* [Stored records]

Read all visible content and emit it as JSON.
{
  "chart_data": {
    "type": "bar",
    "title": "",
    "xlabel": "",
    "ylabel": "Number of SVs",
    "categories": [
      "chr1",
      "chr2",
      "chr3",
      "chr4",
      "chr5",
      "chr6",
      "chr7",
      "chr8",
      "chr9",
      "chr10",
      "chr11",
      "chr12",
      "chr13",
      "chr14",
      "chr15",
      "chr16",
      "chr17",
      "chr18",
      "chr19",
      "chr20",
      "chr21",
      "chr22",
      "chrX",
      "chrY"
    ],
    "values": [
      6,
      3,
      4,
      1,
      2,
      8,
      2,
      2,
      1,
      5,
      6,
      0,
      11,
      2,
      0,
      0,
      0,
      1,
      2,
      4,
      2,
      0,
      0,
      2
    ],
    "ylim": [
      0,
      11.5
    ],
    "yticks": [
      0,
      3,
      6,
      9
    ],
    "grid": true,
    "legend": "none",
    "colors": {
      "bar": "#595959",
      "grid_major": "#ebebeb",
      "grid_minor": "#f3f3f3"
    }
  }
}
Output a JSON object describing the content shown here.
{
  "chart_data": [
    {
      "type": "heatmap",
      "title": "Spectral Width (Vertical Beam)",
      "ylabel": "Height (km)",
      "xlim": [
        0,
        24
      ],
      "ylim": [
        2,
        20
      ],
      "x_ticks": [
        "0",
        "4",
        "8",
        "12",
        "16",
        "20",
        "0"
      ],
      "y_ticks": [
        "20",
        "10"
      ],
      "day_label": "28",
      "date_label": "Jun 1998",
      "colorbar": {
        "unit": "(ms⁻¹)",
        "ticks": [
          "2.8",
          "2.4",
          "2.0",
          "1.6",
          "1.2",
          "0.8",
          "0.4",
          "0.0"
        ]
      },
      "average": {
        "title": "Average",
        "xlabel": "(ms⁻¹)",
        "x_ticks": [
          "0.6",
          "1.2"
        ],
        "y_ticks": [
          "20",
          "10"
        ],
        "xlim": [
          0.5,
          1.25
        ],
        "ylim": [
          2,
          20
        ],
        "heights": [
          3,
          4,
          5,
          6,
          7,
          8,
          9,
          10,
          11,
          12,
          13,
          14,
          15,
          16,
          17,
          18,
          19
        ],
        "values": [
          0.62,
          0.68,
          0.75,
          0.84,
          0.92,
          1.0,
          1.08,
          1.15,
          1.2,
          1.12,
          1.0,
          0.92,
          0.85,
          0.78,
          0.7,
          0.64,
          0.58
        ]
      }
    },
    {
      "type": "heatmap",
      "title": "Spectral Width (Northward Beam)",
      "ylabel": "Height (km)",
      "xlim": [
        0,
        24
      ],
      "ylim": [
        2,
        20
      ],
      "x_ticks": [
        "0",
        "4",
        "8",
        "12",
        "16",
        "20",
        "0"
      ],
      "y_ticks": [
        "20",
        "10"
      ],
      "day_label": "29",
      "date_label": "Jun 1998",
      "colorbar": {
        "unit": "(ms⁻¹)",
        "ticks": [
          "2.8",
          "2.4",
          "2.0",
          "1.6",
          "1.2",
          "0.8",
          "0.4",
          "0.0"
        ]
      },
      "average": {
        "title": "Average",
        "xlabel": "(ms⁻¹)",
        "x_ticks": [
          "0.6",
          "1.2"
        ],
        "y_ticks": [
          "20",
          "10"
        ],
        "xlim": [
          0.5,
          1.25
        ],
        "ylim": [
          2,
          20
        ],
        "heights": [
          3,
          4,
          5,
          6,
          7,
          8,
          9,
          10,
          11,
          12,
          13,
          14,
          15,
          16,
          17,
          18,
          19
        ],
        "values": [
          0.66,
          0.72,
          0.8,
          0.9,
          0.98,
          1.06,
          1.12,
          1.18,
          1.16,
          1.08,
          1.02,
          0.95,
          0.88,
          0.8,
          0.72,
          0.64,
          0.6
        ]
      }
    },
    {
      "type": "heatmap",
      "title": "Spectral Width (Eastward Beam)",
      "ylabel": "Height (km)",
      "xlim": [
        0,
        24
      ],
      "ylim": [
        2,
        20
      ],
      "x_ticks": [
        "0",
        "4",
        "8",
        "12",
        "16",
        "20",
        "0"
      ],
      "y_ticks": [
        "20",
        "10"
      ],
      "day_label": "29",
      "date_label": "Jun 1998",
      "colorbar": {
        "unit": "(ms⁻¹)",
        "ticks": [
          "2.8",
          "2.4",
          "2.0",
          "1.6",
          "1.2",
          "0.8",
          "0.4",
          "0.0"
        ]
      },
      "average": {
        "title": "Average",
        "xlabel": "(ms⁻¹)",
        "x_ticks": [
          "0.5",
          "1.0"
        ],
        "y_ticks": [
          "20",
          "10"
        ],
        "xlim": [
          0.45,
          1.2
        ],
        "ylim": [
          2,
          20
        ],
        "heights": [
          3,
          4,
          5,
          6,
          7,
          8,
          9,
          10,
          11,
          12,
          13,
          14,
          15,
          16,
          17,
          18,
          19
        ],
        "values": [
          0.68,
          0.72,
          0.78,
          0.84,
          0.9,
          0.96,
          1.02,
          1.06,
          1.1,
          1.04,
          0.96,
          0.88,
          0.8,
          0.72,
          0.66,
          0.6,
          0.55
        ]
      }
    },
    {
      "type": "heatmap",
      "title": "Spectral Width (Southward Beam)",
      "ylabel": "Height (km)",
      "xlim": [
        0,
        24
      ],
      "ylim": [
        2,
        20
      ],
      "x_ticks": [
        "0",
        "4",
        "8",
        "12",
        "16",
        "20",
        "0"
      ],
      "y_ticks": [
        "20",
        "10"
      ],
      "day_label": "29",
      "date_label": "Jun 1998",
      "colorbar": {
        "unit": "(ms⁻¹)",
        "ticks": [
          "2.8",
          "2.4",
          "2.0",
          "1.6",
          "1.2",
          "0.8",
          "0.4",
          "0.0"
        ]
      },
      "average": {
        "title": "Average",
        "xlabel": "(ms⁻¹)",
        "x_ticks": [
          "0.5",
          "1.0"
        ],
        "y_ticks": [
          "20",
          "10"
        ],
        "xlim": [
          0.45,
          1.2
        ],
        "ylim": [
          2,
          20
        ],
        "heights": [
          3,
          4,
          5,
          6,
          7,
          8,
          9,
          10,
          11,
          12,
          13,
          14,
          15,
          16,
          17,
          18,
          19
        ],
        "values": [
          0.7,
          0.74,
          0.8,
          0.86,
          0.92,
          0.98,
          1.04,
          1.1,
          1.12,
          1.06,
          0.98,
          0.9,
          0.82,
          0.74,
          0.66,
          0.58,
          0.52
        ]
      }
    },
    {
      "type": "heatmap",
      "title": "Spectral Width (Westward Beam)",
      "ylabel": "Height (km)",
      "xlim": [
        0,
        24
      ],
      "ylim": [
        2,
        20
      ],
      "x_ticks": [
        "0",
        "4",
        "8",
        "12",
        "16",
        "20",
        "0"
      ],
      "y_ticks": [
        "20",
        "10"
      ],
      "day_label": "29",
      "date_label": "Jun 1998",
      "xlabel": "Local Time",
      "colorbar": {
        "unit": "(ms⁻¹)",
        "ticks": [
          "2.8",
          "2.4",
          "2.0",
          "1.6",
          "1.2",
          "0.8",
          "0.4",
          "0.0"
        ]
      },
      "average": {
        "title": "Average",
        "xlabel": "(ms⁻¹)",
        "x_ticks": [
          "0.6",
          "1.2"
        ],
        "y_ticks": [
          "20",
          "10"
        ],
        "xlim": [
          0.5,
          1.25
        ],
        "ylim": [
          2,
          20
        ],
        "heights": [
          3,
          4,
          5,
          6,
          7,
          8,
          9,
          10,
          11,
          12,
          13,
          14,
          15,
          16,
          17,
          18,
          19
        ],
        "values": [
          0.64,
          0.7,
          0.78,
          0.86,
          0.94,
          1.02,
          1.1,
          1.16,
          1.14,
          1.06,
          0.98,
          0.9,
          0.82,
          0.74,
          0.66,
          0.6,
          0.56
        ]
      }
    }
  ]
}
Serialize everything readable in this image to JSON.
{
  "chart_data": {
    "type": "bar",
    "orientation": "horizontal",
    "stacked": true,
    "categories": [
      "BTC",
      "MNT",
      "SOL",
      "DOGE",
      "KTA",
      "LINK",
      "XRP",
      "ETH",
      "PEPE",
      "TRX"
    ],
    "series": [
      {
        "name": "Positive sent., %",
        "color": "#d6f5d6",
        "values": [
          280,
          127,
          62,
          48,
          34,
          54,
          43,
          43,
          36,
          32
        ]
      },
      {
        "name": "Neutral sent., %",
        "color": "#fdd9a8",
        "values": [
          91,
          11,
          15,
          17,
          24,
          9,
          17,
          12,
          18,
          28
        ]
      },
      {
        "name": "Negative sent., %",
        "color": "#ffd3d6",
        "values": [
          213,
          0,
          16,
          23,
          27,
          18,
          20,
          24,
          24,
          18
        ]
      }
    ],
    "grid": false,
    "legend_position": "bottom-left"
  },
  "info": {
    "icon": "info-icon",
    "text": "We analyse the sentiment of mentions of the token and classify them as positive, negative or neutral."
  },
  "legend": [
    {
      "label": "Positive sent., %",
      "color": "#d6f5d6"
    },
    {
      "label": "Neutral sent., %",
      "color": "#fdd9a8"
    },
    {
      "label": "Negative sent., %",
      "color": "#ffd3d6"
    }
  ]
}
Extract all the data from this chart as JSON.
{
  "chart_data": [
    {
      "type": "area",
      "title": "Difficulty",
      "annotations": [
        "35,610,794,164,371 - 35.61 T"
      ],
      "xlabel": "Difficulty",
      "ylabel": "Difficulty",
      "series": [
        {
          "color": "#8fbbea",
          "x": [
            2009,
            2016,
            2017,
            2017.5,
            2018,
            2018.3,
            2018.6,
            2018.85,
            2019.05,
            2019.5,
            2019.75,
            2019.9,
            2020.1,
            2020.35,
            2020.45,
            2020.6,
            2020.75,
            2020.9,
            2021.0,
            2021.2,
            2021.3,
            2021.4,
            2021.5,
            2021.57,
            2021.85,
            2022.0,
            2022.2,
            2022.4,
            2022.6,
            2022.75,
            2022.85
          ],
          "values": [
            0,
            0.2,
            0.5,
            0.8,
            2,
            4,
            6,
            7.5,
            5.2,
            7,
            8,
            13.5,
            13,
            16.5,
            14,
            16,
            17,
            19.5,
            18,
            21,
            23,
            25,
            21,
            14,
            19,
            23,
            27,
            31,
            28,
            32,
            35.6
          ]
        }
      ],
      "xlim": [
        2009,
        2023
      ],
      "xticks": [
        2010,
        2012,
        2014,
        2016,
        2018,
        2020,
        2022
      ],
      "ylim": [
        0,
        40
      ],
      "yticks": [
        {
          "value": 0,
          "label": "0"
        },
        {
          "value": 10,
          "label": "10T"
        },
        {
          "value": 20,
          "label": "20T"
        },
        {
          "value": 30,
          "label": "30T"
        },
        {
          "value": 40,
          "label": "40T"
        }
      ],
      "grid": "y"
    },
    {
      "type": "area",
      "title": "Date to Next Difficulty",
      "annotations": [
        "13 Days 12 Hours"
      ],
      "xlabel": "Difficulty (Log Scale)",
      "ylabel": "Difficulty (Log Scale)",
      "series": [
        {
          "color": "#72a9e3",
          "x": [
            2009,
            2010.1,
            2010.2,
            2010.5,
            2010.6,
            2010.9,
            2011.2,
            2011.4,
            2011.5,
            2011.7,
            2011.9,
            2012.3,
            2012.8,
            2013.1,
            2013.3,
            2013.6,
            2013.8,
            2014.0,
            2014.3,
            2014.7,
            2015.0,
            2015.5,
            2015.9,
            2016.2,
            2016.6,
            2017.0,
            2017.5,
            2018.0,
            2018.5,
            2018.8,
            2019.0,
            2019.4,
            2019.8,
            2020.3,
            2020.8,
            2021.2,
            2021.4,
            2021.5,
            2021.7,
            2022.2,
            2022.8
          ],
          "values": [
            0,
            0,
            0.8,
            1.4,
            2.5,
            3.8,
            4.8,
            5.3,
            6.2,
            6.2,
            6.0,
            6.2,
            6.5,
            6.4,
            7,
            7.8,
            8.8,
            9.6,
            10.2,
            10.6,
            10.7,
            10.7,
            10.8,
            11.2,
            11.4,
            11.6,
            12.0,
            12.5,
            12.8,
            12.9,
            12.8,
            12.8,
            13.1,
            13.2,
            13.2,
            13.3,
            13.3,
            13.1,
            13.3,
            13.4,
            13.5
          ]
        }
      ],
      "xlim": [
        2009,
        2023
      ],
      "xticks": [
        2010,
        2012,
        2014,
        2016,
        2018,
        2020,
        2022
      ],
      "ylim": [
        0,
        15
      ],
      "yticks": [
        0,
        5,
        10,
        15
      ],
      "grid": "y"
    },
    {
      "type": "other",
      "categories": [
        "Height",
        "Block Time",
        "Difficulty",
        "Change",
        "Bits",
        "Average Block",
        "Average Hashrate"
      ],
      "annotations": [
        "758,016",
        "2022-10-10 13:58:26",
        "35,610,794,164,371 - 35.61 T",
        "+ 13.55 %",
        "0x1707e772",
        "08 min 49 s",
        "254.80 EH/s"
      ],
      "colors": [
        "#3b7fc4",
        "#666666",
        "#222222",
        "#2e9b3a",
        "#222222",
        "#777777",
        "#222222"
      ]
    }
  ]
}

* [Aim]
Check each line of the data above for the string "Scale", then report how many lines have it, with no other words.

* [Answer to the exercise]
2